> [Problem statement]
Copy the listing below, substituting "text-block" for each "body-paragraph" and changing nothing else.

> [Data records]
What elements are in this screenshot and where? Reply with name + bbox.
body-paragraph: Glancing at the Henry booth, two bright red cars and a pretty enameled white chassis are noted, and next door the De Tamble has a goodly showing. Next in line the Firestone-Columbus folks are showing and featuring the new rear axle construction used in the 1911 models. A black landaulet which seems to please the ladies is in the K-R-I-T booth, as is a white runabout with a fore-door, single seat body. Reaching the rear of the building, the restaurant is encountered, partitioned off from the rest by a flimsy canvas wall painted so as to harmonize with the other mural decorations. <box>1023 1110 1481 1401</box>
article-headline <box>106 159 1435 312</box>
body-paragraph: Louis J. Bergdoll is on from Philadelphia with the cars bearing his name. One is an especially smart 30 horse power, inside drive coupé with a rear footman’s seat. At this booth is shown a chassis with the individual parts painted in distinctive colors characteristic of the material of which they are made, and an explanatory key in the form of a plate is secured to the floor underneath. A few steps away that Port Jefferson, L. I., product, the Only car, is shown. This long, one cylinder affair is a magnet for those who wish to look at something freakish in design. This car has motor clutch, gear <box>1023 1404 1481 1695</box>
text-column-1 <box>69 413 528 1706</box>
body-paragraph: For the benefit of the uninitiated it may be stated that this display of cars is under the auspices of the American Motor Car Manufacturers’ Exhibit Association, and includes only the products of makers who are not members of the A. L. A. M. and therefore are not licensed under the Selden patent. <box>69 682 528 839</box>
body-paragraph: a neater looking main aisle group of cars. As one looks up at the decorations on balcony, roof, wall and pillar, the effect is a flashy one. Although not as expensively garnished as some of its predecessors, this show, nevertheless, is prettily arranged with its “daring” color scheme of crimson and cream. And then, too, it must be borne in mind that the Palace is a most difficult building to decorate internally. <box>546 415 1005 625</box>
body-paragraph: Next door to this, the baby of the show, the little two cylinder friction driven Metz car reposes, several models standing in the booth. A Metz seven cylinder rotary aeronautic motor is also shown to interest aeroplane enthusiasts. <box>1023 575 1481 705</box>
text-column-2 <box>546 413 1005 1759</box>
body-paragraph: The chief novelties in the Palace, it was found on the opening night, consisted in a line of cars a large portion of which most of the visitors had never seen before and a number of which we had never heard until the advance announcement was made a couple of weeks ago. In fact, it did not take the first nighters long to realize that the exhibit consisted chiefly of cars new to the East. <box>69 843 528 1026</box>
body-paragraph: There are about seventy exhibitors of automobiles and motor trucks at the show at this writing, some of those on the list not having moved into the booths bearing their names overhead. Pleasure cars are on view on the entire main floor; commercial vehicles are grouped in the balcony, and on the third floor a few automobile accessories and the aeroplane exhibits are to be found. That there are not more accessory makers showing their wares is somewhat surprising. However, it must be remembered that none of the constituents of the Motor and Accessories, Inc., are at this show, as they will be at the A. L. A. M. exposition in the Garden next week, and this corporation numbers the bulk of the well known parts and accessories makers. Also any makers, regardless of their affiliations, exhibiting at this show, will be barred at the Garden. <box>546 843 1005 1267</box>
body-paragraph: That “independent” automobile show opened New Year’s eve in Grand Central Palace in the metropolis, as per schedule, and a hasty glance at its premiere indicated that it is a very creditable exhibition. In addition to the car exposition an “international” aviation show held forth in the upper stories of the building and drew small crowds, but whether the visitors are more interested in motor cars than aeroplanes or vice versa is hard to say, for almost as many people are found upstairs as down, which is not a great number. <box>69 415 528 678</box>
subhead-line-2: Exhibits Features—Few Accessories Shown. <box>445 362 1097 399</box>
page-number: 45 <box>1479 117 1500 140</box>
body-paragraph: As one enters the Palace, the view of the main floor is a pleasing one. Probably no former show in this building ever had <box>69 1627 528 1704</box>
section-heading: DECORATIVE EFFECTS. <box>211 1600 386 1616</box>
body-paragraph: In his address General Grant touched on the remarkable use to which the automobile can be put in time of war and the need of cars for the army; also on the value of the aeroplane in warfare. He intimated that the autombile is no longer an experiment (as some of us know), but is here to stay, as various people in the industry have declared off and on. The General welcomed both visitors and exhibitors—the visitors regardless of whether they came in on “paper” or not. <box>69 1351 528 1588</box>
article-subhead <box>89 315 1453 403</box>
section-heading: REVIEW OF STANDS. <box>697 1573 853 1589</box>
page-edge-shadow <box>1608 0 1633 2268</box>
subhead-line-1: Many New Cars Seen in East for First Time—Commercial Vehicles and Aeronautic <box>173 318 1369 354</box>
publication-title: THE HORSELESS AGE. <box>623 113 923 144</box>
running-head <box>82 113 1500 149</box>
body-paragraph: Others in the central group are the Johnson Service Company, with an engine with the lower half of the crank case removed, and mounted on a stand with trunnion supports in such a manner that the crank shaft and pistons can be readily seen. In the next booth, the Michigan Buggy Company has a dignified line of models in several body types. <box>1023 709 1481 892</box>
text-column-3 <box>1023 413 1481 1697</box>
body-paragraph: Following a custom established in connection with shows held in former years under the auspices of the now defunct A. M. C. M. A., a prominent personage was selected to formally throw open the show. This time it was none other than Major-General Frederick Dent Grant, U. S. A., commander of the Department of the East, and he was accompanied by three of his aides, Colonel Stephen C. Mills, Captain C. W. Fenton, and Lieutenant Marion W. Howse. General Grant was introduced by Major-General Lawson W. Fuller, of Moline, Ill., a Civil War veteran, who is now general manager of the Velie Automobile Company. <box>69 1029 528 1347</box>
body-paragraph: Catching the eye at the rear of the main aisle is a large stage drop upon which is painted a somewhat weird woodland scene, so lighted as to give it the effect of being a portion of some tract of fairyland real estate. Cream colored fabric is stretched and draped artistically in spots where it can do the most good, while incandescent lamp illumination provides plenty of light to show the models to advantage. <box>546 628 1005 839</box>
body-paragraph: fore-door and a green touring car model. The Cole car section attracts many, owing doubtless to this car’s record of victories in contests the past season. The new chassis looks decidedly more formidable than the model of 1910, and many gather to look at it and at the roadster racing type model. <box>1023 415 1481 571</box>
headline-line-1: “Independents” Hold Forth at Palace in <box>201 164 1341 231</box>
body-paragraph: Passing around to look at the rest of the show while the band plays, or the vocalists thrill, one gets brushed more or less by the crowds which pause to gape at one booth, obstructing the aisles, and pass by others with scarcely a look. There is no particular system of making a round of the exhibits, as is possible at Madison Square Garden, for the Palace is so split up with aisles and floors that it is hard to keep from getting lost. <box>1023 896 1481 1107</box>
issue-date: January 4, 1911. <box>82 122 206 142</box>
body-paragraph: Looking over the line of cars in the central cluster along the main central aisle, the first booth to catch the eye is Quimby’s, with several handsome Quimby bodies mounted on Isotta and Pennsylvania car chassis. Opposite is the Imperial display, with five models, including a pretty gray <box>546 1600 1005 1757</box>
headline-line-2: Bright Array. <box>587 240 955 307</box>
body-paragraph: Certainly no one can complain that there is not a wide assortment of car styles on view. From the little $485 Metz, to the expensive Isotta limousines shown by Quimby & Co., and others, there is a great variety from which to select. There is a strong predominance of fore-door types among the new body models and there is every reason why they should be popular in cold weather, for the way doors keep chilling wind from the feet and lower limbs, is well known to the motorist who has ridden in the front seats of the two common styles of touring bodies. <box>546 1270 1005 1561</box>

> [Worked solution]
What elements are in this screenshot and where? Reply with name + bbox.
text-block: Glancing at the Henry booth, two bright red cars and a pretty enameled white chassis are noted, and next door the De Tamble has a goodly showing. Next in line the Firestone-Columbus folks are showing and featuring the new rear axle construction used in the 1911 models. A black landaulet which seems to please the ladies is in the K-R-I-T booth, as is a white runabout with a fore-door, single seat body. Reaching the rear of the building, the restaurant is encountered, partitioned off from the rest by a flimsy canvas wall painted so as to harmonize with the other mural decorations. <box>1023 1110 1481 1401</box>
article-headline <box>106 159 1435 312</box>
text-block: Louis J. Bergdoll is on from Philadelphia with the cars bearing his name. One is an especially smart 30 horse power, inside drive coupé with a rear footman’s seat. At this booth is shown a chassis with the individual parts painted in distinctive colors characteristic of the material of which they are made, and an explanatory key in the form of a plate is secured to the floor underneath. A few steps away that Port Jefferson, L. I., product, the Only car, is shown. This long, one cylinder affair is a magnet for those who wish to look at something freakish in design. This car has motor clutch, gear <box>1023 1404 1481 1695</box>
text-column-1 <box>69 413 528 1706</box>
text-block: For the benefit of the uninitiated it may be stated that this display of cars is under the auspices of the American Motor Car Manufacturers’ Exhibit Association, and includes only the products of makers who are not members of the A. L. A. M. and therefore are not licensed under the Selden patent. <box>69 682 528 839</box>
text-block: a neater looking main aisle group of cars. As one looks up at the decorations on balcony, roof, wall and pillar, the effect is a flashy one. Although not as expensively garnished as some of its predecessors, this show, nevertheless, is prettily arranged with its “daring” color scheme of crimson and cream. And then, too, it must be borne in mind that the Palace is a most difficult building to decorate internally. <box>546 415 1005 625</box>
text-block: Next door to this, the baby of the show, the little two cylinder friction driven Metz car reposes, several models standing in the booth. A Metz seven cylinder rotary aeronautic motor is also shown to interest aeroplane enthusiasts. <box>1023 575 1481 705</box>
text-column-2 <box>546 413 1005 1759</box>
text-block: The chief novelties in the Palace, it was found on the opening night, consisted in a line of cars a large portion of which most of the visitors had never seen before and a number of which we had never heard until the advance announcement was made a couple of weeks ago. In fact, it did not take the first nighters long to realize that the exhibit consisted chiefly of cars new to the East. <box>69 843 528 1026</box>
text-block: There are about seventy exhibitors of automobiles and motor trucks at the show at this writing, some of those on the list not having moved into the booths bearing their names overhead. Pleasure cars are on view on the entire main floor; commercial vehicles are grouped in the balcony, and on the third floor a few automobile accessories and the aeroplane exhibits are to be found. That there are not more accessory makers showing their wares is somewhat surprising. However, it must be remembered that none of the constituents of the Motor and Accessories, Inc., are at this show, as they will be at the A. L. A. M. exposition in the Garden next week, and this corporation numbers the bulk of the well known parts and accessories makers. Also any makers, regardless of their affiliations, exhibiting at this show, will be barred at the Garden. <box>546 843 1005 1267</box>
text-block: That “independent” automobile show opened New Year’s eve in Grand Central Palace in the metropolis, as per schedule, and a hasty glance at its premiere indicated that it is a very creditable exhibition. In addition to the car exposition an “international” aviation show held forth in the upper stories of the building and drew small crowds, but whether the visitors are more interested in motor cars than aeroplanes or vice versa is hard to say, for almost as many people are found upstairs as down, which is not a great number. <box>69 415 528 678</box>
subhead-line-2: Exhibits Features—Few Accessories Shown. <box>445 362 1097 399</box>
page-number: 45 <box>1479 117 1500 140</box>
text-block: As one enters the Palace, the view of the main floor is a pleasing one. Probably no former show in this building ever had <box>69 1627 528 1704</box>
section-heading: DECORATIVE EFFECTS. <box>211 1600 386 1616</box>
text-block: In his address General Grant touched on the remarkable use to which the automobile can be put in time of war and the need of cars for the army; also on the value of the aeroplane in warfare. He intimated that the autombile is no longer an experiment (as some of us know), but is here to stay, as various people in the industry have declared off and on. The General welcomed both visitors and exhibitors—the visitors regardless of whether they came in on “paper” or not. <box>69 1351 528 1588</box>
article-subhead <box>89 315 1453 403</box>
section-heading: REVIEW OF STANDS. <box>697 1573 853 1589</box>
page-edge-shadow <box>1608 0 1633 2268</box>
subhead-line-1: Many New Cars Seen in East for First Time—Commercial Vehicles and Aeronautic <box>173 318 1369 354</box>
publication-title: THE HORSELESS AGE. <box>623 113 923 144</box>
running-head <box>82 113 1500 149</box>
text-block: Others in the central group are the Johnson Service Company, with an engine with the lower half of the crank case removed, and mounted on a stand with trunnion supports in such a manner that the crank shaft and pistons can be readily seen. In the next booth, the Michigan Buggy Company has a dignified line of models in several body types. <box>1023 709 1481 892</box>
text-column-3 <box>1023 413 1481 1697</box>
text-block: Following a custom established in connection with shows held in former years under the auspices of the now defunct A. M. C. M. A., a prominent personage was selected to formally throw open the show. This time it was none other than Major-General Frederick Dent Grant, U. S. A., commander of the Department of the East, and he was accompanied by three of his aides, Colonel Stephen C. Mills, Captain C. W. Fenton, and Lieutenant Marion W. Howse. General Grant was introduced by Major-General Lawson W. Fuller, of Moline, Ill., a Civil War veteran, who is now general manager of the Velie Automobile Company. <box>69 1029 528 1347</box>
text-block: Catching the eye at the rear of the main aisle is a large stage drop upon which is painted a somewhat weird woodland scene, so lighted as to give it the effect of being a portion of some tract of fairyland real estate. Cream colored fabric is stretched and draped artistically in spots where it can do the most good, while incandescent lamp illumination provides plenty of light to show the models to advantage. <box>546 628 1005 839</box>
text-block: fore-door and a green touring car model. The Cole car section attracts many, owing doubtless to this car’s record of victories in contests the past season. The new chassis looks decidedly more formidable than the model of 1910, and many gather to look at it and at the roadster racing type model. <box>1023 415 1481 571</box>
headline-line-1: “Independents” Hold Forth at Palace in <box>201 164 1341 231</box>
text-block: Passing around to look at the rest of the show while the band plays, or the vocalists thrill, one gets brushed more or less by the crowds which pause to gape at one booth, obstructing the aisles, and pass by others with scarcely a look. There is no particular system of making a round of the exhibits, as is possible at Madison Square Garden, for the Palace is so split up with aisles and floors that it is hard to keep from getting lost. <box>1023 896 1481 1107</box>
issue-date: January 4, 1911. <box>82 122 206 142</box>
text-block: Looking over the line of cars in the central cluster along the main central aisle, the first booth to catch the eye is Quimby’s, with several handsome Quimby bodies mounted on Isotta and Pennsylvania car chassis. Opposite is the Imperial display, with five models, including a pretty gray <box>546 1600 1005 1757</box>
headline-line-2: Bright Array. <box>587 240 955 307</box>
text-block: Certainly no one can complain that there is not a wide assortment of car styles on view. From the little $485 Metz, to the expensive Isotta limousines shown by Quimby & Co., and others, there is a great variety from which to select. There is a strong predominance of fore-door types among the new body models and there is every reason why they should be popular in cold weather, for the way doors keep chilling wind from the feet and lower limbs, is well known to the motorist who has ridden in the front seats of the two common styles of touring bodies. <box>546 1270 1005 1561</box>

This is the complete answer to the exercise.